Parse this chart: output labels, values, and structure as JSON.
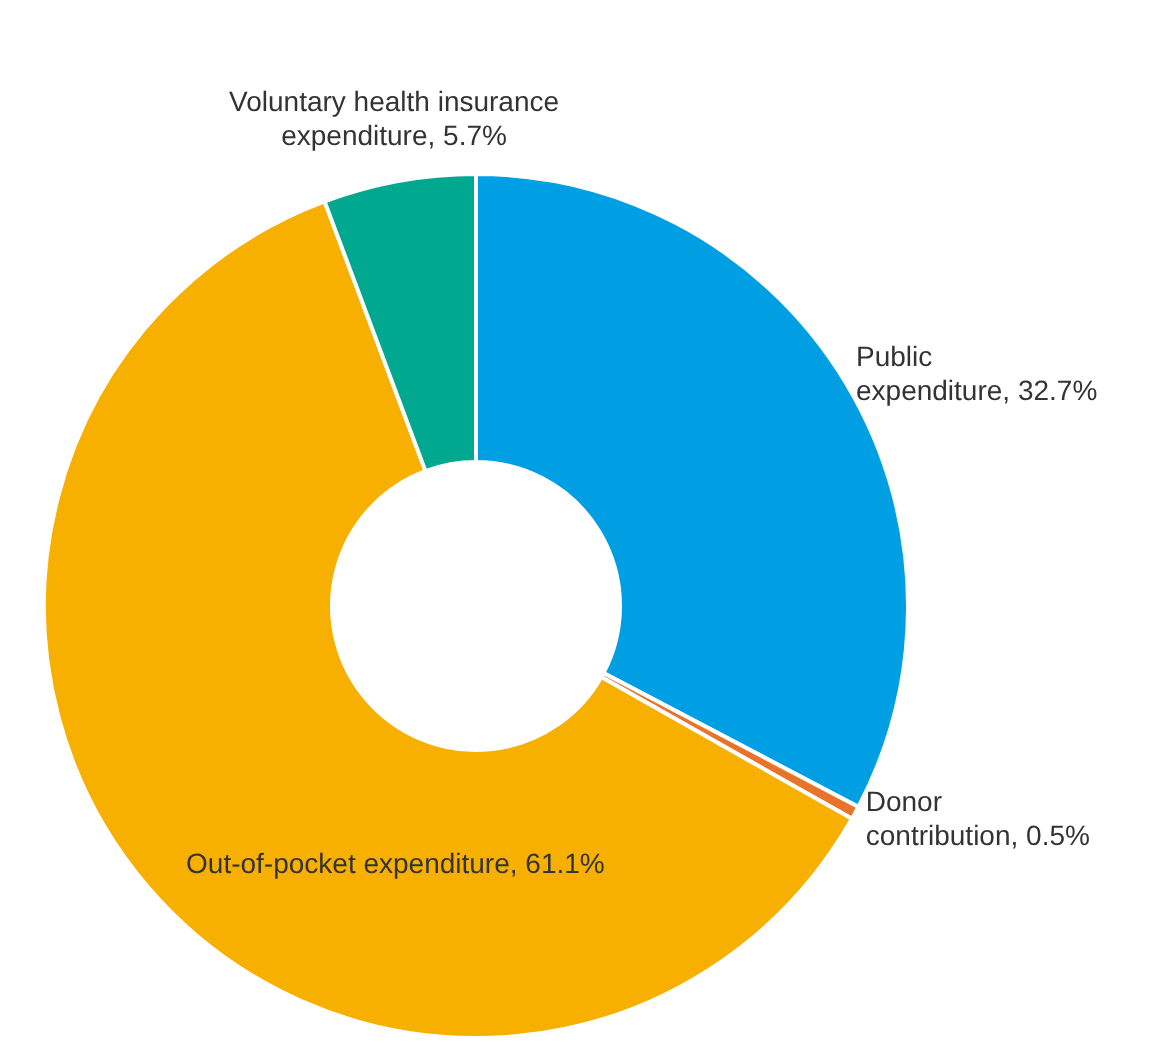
{
  "chart_data": {
    "type": "donut",
    "categories": [
      "Public expenditure",
      "Donor contribution",
      "Out-of-pocket expenditure",
      "Voluntary health insurance expenditure"
    ],
    "values": [
      32.7,
      0.5,
      61.1,
      5.7
    ],
    "value_labels": [
      "32.7%",
      "0.5%",
      "61.1%",
      "5.7%"
    ],
    "colors": [
      "#009fe3",
      "#e8742a",
      "#f7b000",
      "#00a88f"
    ],
    "legend": false
  }
}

* **SET TASK**
Your answer should be a single number: the count of lines in the material above that contain "expenditure".

* **RESPONSE**
3